Leaving out the pictures, please retype each record exactly.

--- start Task inputs ---

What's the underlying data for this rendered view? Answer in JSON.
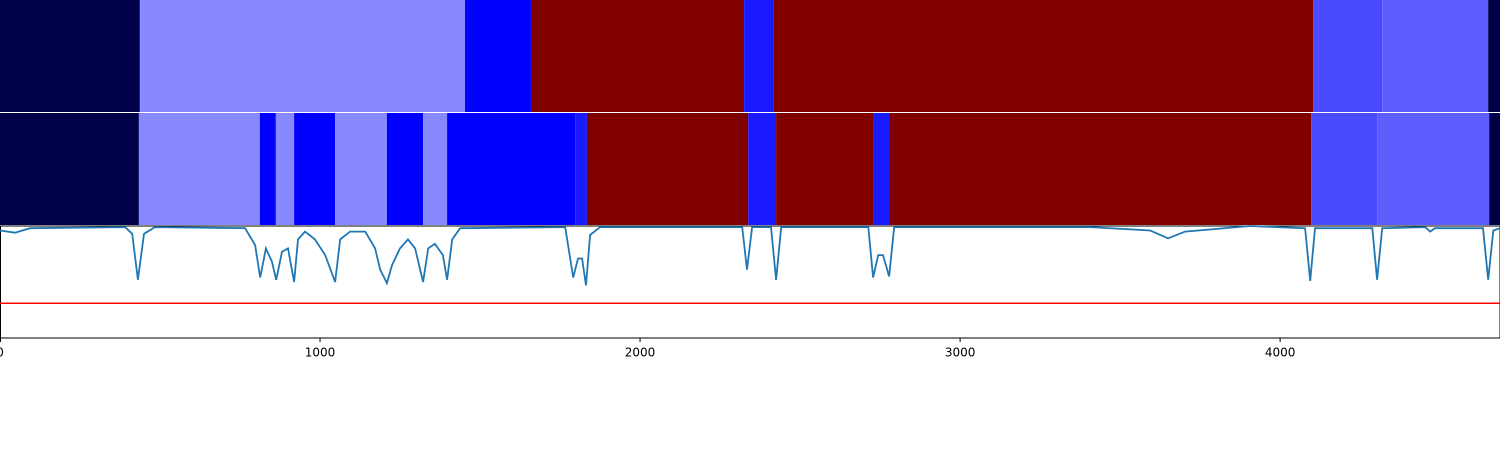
{
  "chart_data": {
    "type": "segments",
    "xlim": [
      0,
      4687
    ],
    "xticks": [
      0,
      1000,
      2000,
      3000,
      4000
    ],
    "rows": [
      {
        "segments": [
          {
            "start": 0,
            "end": 437,
            "color": "#000048"
          },
          {
            "start": 437,
            "end": 1453,
            "color": "#8888ff"
          },
          {
            "start": 1453,
            "end": 1659,
            "color": "#0000ff"
          },
          {
            "start": 1659,
            "end": 2325,
            "color": "#800000"
          },
          {
            "start": 2325,
            "end": 2416,
            "color": "#1a1aff"
          },
          {
            "start": 2416,
            "end": 4103,
            "color": "#800000"
          },
          {
            "start": 4103,
            "end": 4319,
            "color": "#4a4aff"
          },
          {
            "start": 4319,
            "end": 4650,
            "color": "#5e5eff"
          },
          {
            "start": 4650,
            "end": 4687,
            "color": "#000048"
          }
        ]
      },
      {
        "segments": [
          {
            "start": 0,
            "end": 434,
            "color": "#000048"
          },
          {
            "start": 434,
            "end": 812,
            "color": "#8888ff"
          },
          {
            "start": 812,
            "end": 862,
            "color": "#0000ff"
          },
          {
            "start": 862,
            "end": 919,
            "color": "#8888ff"
          },
          {
            "start": 919,
            "end": 1047,
            "color": "#0000ff"
          },
          {
            "start": 1047,
            "end": 1209,
            "color": "#8888ff"
          },
          {
            "start": 1209,
            "end": 1322,
            "color": "#0000ff"
          },
          {
            "start": 1322,
            "end": 1397,
            "color": "#8888ff"
          },
          {
            "start": 1397,
            "end": 1797,
            "color": "#0000ff"
          },
          {
            "start": 1797,
            "end": 1834,
            "color": "#1a1aff"
          },
          {
            "start": 1834,
            "end": 2338,
            "color": "#800000"
          },
          {
            "start": 2338,
            "end": 2425,
            "color": "#1a1aff"
          },
          {
            "start": 2425,
            "end": 2728,
            "color": "#800000"
          },
          {
            "start": 2728,
            "end": 2778,
            "color": "#1a1aff"
          },
          {
            "start": 2778,
            "end": 4097,
            "color": "#800000"
          },
          {
            "start": 4097,
            "end": 4303,
            "color": "#4a4aff"
          },
          {
            "start": 4303,
            "end": 4653,
            "color": "#5e5eff"
          },
          {
            "start": 4653,
            "end": 4687,
            "color": "#000048"
          }
        ]
      }
    ],
    "ylim": [
      0,
      1
    ],
    "line": {
      "color": "#1f77b4",
      "x": [
        0,
        47,
        94,
        391,
        413,
        431,
        450,
        484,
        766,
        797,
        813,
        831,
        850,
        863,
        881,
        900,
        919,
        931,
        953,
        984,
        1016,
        1047,
        1063,
        1094,
        1141,
        1172,
        1188,
        1209,
        1225,
        1250,
        1275,
        1297,
        1322,
        1338,
        1359,
        1384,
        1397,
        1413,
        1438,
        1766,
        1791,
        1806,
        1819,
        1831,
        1844,
        1875,
        2319,
        2334,
        2350,
        2409,
        2425,
        2441,
        2713,
        2728,
        2744,
        2759,
        2778,
        2794,
        3406,
        3594,
        3650,
        3703,
        3906,
        4078,
        4094,
        4109,
        4288,
        4303,
        4319,
        4453,
        4469,
        4484,
        4634,
        4650,
        4666,
        4687
      ],
      "values": [
        0.96,
        0.94,
        0.98,
        0.99,
        0.93,
        0.52,
        0.93,
        0.99,
        0.98,
        0.83,
        0.54,
        0.8,
        0.68,
        0.52,
        0.77,
        0.8,
        0.5,
        0.88,
        0.95,
        0.88,
        0.74,
        0.5,
        0.88,
        0.95,
        0.95,
        0.8,
        0.61,
        0.49,
        0.65,
        0.8,
        0.88,
        0.8,
        0.5,
        0.8,
        0.84,
        0.74,
        0.52,
        0.88,
        0.98,
        0.99,
        0.54,
        0.71,
        0.71,
        0.47,
        0.92,
        0.99,
        0.99,
        0.61,
        0.99,
        0.99,
        0.52,
        0.99,
        0.99,
        0.54,
        0.74,
        0.74,
        0.55,
        0.99,
        0.99,
        0.96,
        0.89,
        0.95,
        1.0,
        0.98,
        0.51,
        0.98,
        0.98,
        0.52,
        0.98,
        0.99,
        0.95,
        0.98,
        0.98,
        0.52,
        0.96,
        0.98
      ]
    },
    "threshold": {
      "value": 0.31,
      "color": "#ff0000"
    }
  }
}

--- end Task inputs ---

## Exercise answer
What's the underlying data for this rendered view? Answer in JSON.
{
  "chart_data": {
    "type": "segments",
    "xlim": [
      0,
      4687
    ],
    "xticks": [
      0,
      1000,
      2000,
      3000,
      4000
    ],
    "rows": [
      {
        "segments": [
          {
            "start": 0,
            "end": 437,
            "color": "#000048"
          },
          {
            "start": 437,
            "end": 1453,
            "color": "#8888ff"
          },
          {
            "start": 1453,
            "end": 1659,
            "color": "#0000ff"
          },
          {
            "start": 1659,
            "end": 2325,
            "color": "#800000"
          },
          {
            "start": 2325,
            "end": 2416,
            "color": "#1a1aff"
          },
          {
            "start": 2416,
            "end": 4103,
            "color": "#800000"
          },
          {
            "start": 4103,
            "end": 4319,
            "color": "#4a4aff"
          },
          {
            "start": 4319,
            "end": 4650,
            "color": "#5e5eff"
          },
          {
            "start": 4650,
            "end": 4687,
            "color": "#000048"
          }
        ]
      },
      {
        "segments": [
          {
            "start": 0,
            "end": 434,
            "color": "#000048"
          },
          {
            "start": 434,
            "end": 812,
            "color": "#8888ff"
          },
          {
            "start": 812,
            "end": 862,
            "color": "#0000ff"
          },
          {
            "start": 862,
            "end": 919,
            "color": "#8888ff"
          },
          {
            "start": 919,
            "end": 1047,
            "color": "#0000ff"
          },
          {
            "start": 1047,
            "end": 1209,
            "color": "#8888ff"
          },
          {
            "start": 1209,
            "end": 1322,
            "color": "#0000ff"
          },
          {
            "start": 1322,
            "end": 1397,
            "color": "#8888ff"
          },
          {
            "start": 1397,
            "end": 1797,
            "color": "#0000ff"
          },
          {
            "start": 1797,
            "end": 1834,
            "color": "#1a1aff"
          },
          {
            "start": 1834,
            "end": 2338,
            "color": "#800000"
          },
          {
            "start": 2338,
            "end": 2425,
            "color": "#1a1aff"
          },
          {
            "start": 2425,
            "end": 2728,
            "color": "#800000"
          },
          {
            "start": 2728,
            "end": 2778,
            "color": "#1a1aff"
          },
          {
            "start": 2778,
            "end": 4097,
            "color": "#800000"
          },
          {
            "start": 4097,
            "end": 4303,
            "color": "#4a4aff"
          },
          {
            "start": 4303,
            "end": 4653,
            "color": "#5e5eff"
          },
          {
            "start": 4653,
            "end": 4687,
            "color": "#000048"
          }
        ]
      }
    ],
    "ylim": [
      0,
      1
    ],
    "line": {
      "color": "#1f77b4",
      "x": [
        0,
        47,
        94,
        391,
        413,
        431,
        450,
        484,
        766,
        797,
        813,
        831,
        850,
        863,
        881,
        900,
        919,
        931,
        953,
        984,
        1016,
        1047,
        1063,
        1094,
        1141,
        1172,
        1188,
        1209,
        1225,
        1250,
        1275,
        1297,
        1322,
        1338,
        1359,
        1384,
        1397,
        1413,
        1438,
        1766,
        1791,
        1806,
        1819,
        1831,
        1844,
        1875,
        2319,
        2334,
        2350,
        2409,
        2425,
        2441,
        2713,
        2728,
        2744,
        2759,
        2778,
        2794,
        3406,
        3594,
        3650,
        3703,
        3906,
        4078,
        4094,
        4109,
        4288,
        4303,
        4319,
        4453,
        4469,
        4484,
        4634,
        4650,
        4666,
        4687
      ],
      "values": [
        0.96,
        0.94,
        0.98,
        0.99,
        0.93,
        0.52,
        0.93,
        0.99,
        0.98,
        0.83,
        0.54,
        0.8,
        0.68,
        0.52,
        0.77,
        0.8,
        0.5,
        0.88,
        0.95,
        0.88,
        0.74,
        0.5,
        0.88,
        0.95,
        0.95,
        0.8,
        0.61,
        0.49,
        0.65,
        0.8,
        0.88,
        0.8,
        0.5,
        0.8,
        0.84,
        0.74,
        0.52,
        0.88,
        0.98,
        0.99,
        0.54,
        0.71,
        0.71,
        0.47,
        0.92,
        0.99,
        0.99,
        0.61,
        0.99,
        0.99,
        0.52,
        0.99,
        0.99,
        0.54,
        0.74,
        0.74,
        0.55,
        0.99,
        0.99,
        0.96,
        0.89,
        0.95,
        1.0,
        0.98,
        0.51,
        0.98,
        0.98,
        0.52,
        0.98,
        0.99,
        0.95,
        0.98,
        0.98,
        0.52,
        0.96,
        0.98
      ]
    },
    "threshold": {
      "value": 0.31,
      "color": "#ff0000"
    }
  }
}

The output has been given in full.